§ **TASK OBJECTIVE**: Each line that contains the word "diferentes" counts once; give the total for the records below and nothing else.

§ **RECORDS TO USE**:
──────

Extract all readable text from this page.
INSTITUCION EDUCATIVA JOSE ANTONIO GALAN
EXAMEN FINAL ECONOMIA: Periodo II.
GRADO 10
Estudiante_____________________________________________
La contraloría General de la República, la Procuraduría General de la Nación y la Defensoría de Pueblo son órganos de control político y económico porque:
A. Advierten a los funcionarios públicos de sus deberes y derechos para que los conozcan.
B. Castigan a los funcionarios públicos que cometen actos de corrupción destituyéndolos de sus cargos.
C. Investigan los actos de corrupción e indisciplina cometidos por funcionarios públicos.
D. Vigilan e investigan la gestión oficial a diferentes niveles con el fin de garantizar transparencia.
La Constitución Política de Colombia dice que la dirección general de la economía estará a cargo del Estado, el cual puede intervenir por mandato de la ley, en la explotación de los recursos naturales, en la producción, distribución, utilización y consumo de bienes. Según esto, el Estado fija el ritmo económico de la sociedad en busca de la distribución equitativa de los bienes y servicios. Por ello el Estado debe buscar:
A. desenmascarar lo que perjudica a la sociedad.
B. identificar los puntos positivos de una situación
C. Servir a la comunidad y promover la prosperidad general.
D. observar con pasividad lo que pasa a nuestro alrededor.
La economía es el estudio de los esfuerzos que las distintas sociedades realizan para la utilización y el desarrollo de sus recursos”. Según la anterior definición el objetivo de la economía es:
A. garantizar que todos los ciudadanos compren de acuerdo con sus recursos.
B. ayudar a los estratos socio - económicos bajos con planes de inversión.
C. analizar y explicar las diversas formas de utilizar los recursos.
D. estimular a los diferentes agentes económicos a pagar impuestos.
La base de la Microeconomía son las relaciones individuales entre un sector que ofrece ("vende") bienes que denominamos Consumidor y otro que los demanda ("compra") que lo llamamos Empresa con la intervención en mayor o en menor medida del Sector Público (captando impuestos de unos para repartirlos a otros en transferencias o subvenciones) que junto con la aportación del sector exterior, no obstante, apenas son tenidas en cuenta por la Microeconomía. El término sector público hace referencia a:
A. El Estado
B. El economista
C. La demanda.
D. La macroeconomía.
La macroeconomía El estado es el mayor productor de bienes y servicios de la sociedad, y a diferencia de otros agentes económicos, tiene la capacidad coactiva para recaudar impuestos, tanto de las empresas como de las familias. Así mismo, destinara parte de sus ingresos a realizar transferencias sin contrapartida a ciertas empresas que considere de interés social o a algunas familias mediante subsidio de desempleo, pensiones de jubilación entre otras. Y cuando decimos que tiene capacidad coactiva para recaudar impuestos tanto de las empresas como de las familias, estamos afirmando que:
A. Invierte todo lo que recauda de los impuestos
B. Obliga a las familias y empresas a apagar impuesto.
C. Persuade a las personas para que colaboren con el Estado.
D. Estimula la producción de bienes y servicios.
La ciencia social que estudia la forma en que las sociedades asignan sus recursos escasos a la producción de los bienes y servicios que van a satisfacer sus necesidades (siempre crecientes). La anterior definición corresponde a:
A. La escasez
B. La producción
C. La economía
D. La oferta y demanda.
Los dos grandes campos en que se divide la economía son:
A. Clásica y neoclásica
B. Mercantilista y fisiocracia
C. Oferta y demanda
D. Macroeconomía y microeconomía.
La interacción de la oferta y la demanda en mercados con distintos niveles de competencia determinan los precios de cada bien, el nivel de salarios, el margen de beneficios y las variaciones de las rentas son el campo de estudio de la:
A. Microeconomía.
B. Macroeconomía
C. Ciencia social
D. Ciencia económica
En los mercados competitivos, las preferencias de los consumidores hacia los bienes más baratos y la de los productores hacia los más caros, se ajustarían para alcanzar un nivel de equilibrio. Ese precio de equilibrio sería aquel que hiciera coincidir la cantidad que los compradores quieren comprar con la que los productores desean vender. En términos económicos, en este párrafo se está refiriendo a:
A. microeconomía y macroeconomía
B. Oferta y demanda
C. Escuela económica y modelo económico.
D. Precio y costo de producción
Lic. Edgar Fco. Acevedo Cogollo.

──────

§ **EXERCISE ANSWER**: 2